(Data listing)

---*---

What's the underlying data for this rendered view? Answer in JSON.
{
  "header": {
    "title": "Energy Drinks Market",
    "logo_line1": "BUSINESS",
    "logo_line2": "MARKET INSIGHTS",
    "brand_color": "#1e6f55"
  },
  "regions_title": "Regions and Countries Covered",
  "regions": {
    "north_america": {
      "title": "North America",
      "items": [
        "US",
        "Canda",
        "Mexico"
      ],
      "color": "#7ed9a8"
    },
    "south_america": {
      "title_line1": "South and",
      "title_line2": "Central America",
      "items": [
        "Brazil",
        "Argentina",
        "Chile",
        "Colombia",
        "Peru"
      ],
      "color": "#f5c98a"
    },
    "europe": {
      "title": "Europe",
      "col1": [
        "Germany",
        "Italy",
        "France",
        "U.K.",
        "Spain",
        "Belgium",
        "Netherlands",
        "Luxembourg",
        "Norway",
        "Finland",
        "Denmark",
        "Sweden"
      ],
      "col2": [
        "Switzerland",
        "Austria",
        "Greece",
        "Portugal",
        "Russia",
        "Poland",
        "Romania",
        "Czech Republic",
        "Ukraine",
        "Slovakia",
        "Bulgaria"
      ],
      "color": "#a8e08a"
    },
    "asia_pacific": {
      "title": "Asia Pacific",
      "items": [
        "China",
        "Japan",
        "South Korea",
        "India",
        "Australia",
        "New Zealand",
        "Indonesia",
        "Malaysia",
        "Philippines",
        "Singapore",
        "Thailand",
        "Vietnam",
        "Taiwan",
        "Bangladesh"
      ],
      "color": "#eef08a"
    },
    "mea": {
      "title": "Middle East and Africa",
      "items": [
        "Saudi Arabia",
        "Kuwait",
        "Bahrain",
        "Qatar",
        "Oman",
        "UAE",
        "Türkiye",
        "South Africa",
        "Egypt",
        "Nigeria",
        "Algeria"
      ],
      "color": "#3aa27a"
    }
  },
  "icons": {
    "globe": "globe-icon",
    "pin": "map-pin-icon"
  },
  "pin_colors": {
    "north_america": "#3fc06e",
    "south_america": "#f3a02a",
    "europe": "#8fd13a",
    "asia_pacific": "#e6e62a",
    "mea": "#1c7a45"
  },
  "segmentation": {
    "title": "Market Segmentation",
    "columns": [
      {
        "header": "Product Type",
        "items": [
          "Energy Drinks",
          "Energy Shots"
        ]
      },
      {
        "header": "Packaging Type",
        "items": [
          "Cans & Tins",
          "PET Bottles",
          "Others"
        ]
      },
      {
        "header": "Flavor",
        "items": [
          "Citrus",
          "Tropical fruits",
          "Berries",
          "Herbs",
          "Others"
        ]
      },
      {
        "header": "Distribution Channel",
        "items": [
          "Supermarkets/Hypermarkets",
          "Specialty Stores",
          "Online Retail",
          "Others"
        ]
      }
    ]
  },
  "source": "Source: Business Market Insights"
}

---*---

Quote the entire listing above exactly.

-- FULL RESPONSE --
What's the underlying data for this rendered view? Answer in JSON.
{
  "header": {
    "title": "Energy Drinks Market",
    "logo_line1": "BUSINESS",
    "logo_line2": "MARKET INSIGHTS",
    "brand_color": "#1e6f55"
  },
  "regions_title": "Regions and Countries Covered",
  "regions": {
    "north_america": {
      "title": "North America",
      "items": [
        "US",
        "Canda",
        "Mexico"
      ],
      "color": "#7ed9a8"
    },
    "south_america": {
      "title_line1": "South and",
      "title_line2": "Central America",
      "items": [
        "Brazil",
        "Argentina",
        "Chile",
        "Colombia",
        "Peru"
      ],
      "color": "#f5c98a"
    },
    "europe": {
      "title": "Europe",
      "col1": [
        "Germany",
        "Italy",
        "France",
        "U.K.",
        "Spain",
        "Belgium",
        "Netherlands",
        "Luxembourg",
        "Norway",
        "Finland",
        "Denmark",
        "Sweden"
      ],
      "col2": [
        "Switzerland",
        "Austria",
        "Greece",
        "Portugal",
        "Russia",
        "Poland",
        "Romania",
        "Czech Republic",
        "Ukraine",
        "Slovakia",
        "Bulgaria"
      ],
      "color": "#a8e08a"
    },
    "asia_pacific": {
      "title": "Asia Pacific",
      "items": [
        "China",
        "Japan",
        "South Korea",
        "India",
        "Australia",
        "New Zealand",
        "Indonesia",
        "Malaysia",
        "Philippines",
        "Singapore",
        "Thailand",
        "Vietnam",
        "Taiwan",
        "Bangladesh"
      ],
      "color": "#eef08a"
    },
    "mea": {
      "title": "Middle East and Africa",
      "items": [
        "Saudi Arabia",
        "Kuwait",
        "Bahrain",
        "Qatar",
        "Oman",
        "UAE",
        "Türkiye",
        "South Africa",
        "Egypt",
        "Nigeria",
        "Algeria"
      ],
      "color": "#3aa27a"
    }
  },
  "icons": {
    "globe": "globe-icon",
    "pin": "map-pin-icon"
  },
  "pin_colors": {
    "north_america": "#3fc06e",
    "south_america": "#f3a02a",
    "europe": "#8fd13a",
    "asia_pacific": "#e6e62a",
    "mea": "#1c7a45"
  },
  "segmentation": {
    "title": "Market Segmentation",
    "columns": [
      {
        "header": "Product Type",
        "items": [
          "Energy Drinks",
          "Energy Shots"
        ]
      },
      {
        "header": "Packaging Type",
        "items": [
          "Cans & Tins",
          "PET Bottles",
          "Others"
        ]
      },
      {
        "header": "Flavor",
        "items": [
          "Citrus",
          "Tropical fruits",
          "Berries",
          "Herbs",
          "Others"
        ]
      },
      {
        "header": "Distribution Channel",
        "items": [
          "Supermarkets/Hypermarkets",
          "Specialty Stores",
          "Online Retail",
          "Others"
        ]
      }
    ]
  },
  "source": "Source: Business Market Insights"
}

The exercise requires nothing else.